=== TASK STATEMENT ===
Which lines in the material below contain the word "CONFIRMADOS"? Copy each of them.

(Dataset records)
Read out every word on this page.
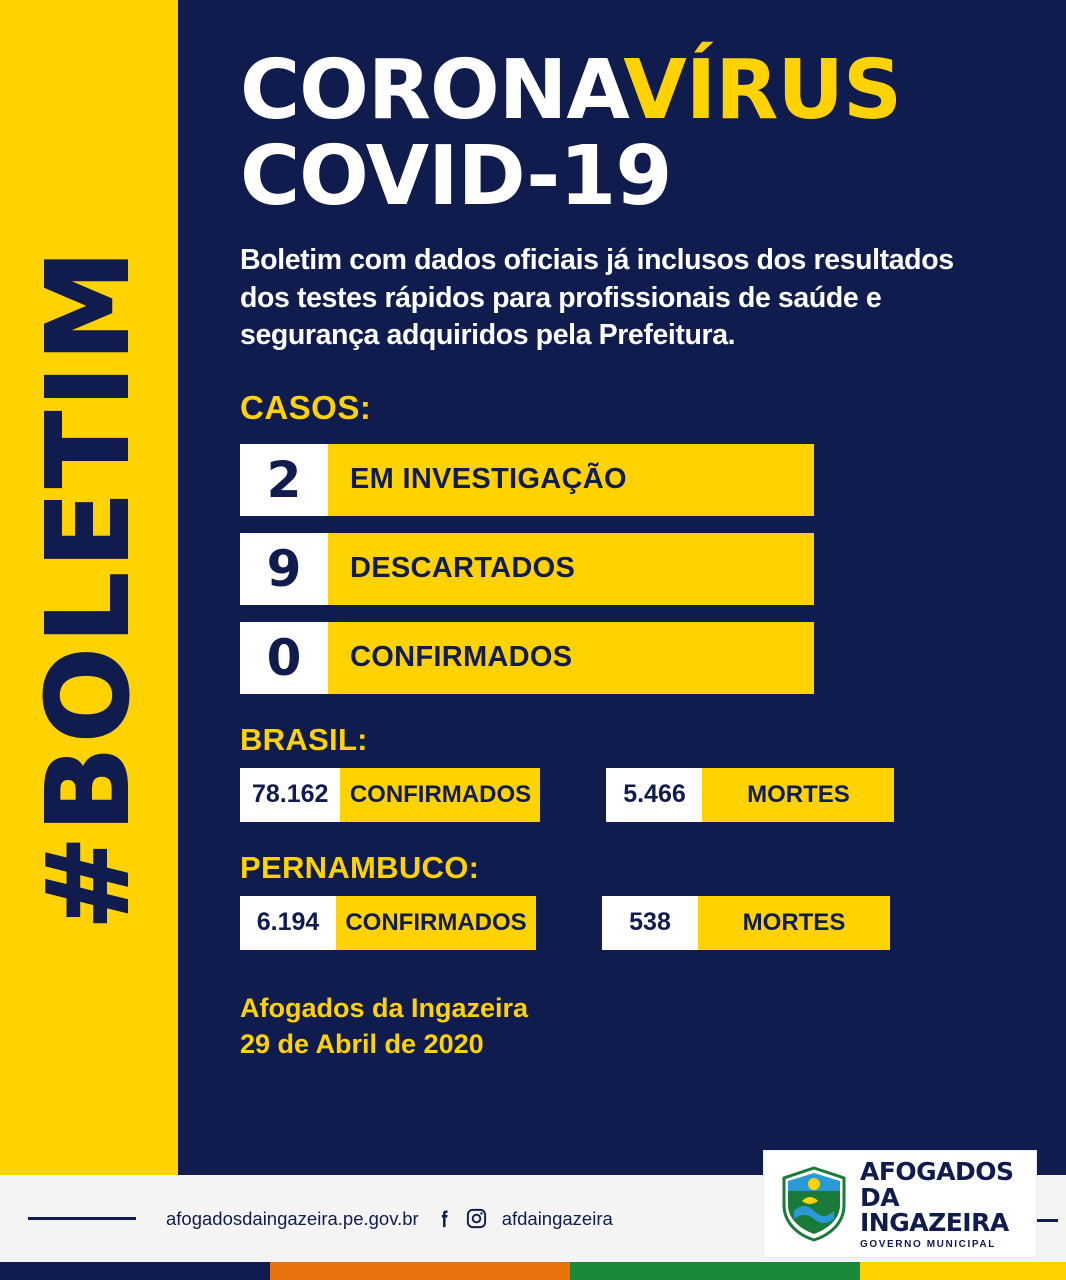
#BOLETIM
CORONAVÍRUS
COVID-19
Boletim com dados oficiais já inclusos dos resultados dos testes rápidos para profissionais de saúde e segurança adquiridos pela Prefeitura.
CASOS:
2	EM INVESTIGAÇÃO
9	DESCARTADOS
0	CONFIRMADOS
BRASIL:
78.162 CONFIRMADOS	5.466	MORTES
PERNAMBUCO:
6.194	CONFIRMADOS	538	MORTES
Afogados da Ingazeira
29 de Abril de 2020
afogadosdaingazeira.pe.gov.br	afdaingazeira
AFOGADOS
DA INGAZEIRA
GOVERNO MUNICIPAL
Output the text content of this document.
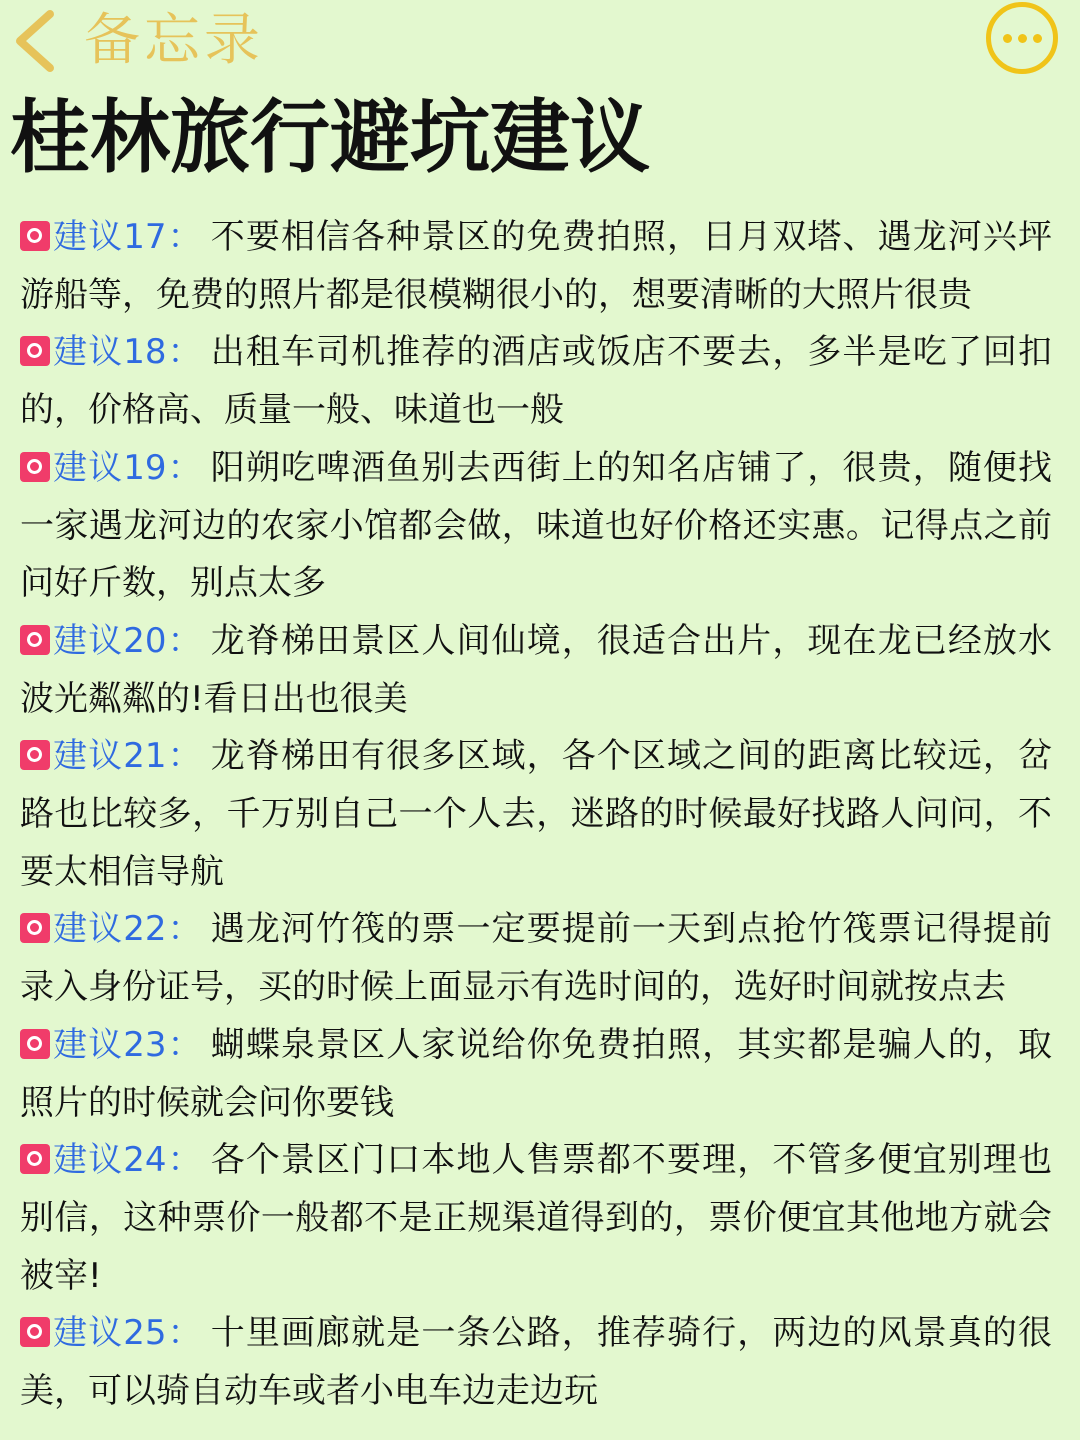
备忘录
桂林旅行避坑建议
建议17： 不要相信各种景区的免费拍照，日月双塔、遇龙河兴坪游船等，免费的照片都是很模糊很小的，想要清晰的大照片很贵
建议18： 出租车司机推荐的酒店或饭店不要去，多半是吃了回扣的，价格高、质量一般、味道也一般
建议19： 阳朔吃啤酒鱼别去西街上的知名店铺了，很贵，随便找一家遇龙河边的农家小馆都会做，味道也好价格还实惠。记得点之前问好斤数，别点太多
建议20： 龙脊梯田景区人间仙境，很适合出片，现在龙已经放水波光粼粼的!看日出也很美
建议21： 龙脊梯田有很多区域，各个区域之间的距离比较远，岔路也比较多，千万别自己一个人去，迷路的时候最好找路人问问，不要太相信导航
建议22： 遇龙河竹筏的票一定要提前一天到点抢竹筏票记得提前录入身份证号，买的时候上面显示有选时间的，选好时间就按点去
建议23： 蝴蝶泉景区人家说给你免费拍照，其实都是骗人的，取照片的时候就会问你要钱
建议24： 各个景区门口本地人售票都不要理，不管多便宜别理也别信，这种票价一般都不是正规渠道得到的，票价便宜其他地方就会被宰!
建议25： 十里画廊就是一条公路，推荐骑行，两边的风景真的很美，可以骑自动车或者小电车边走边玩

=== OUTPUT BELOW ===
0	CONFIRMADOS
78.162 CONFIRMADOS	5.466	MORTES
6.194	CONFIRMADOS	538	MORTES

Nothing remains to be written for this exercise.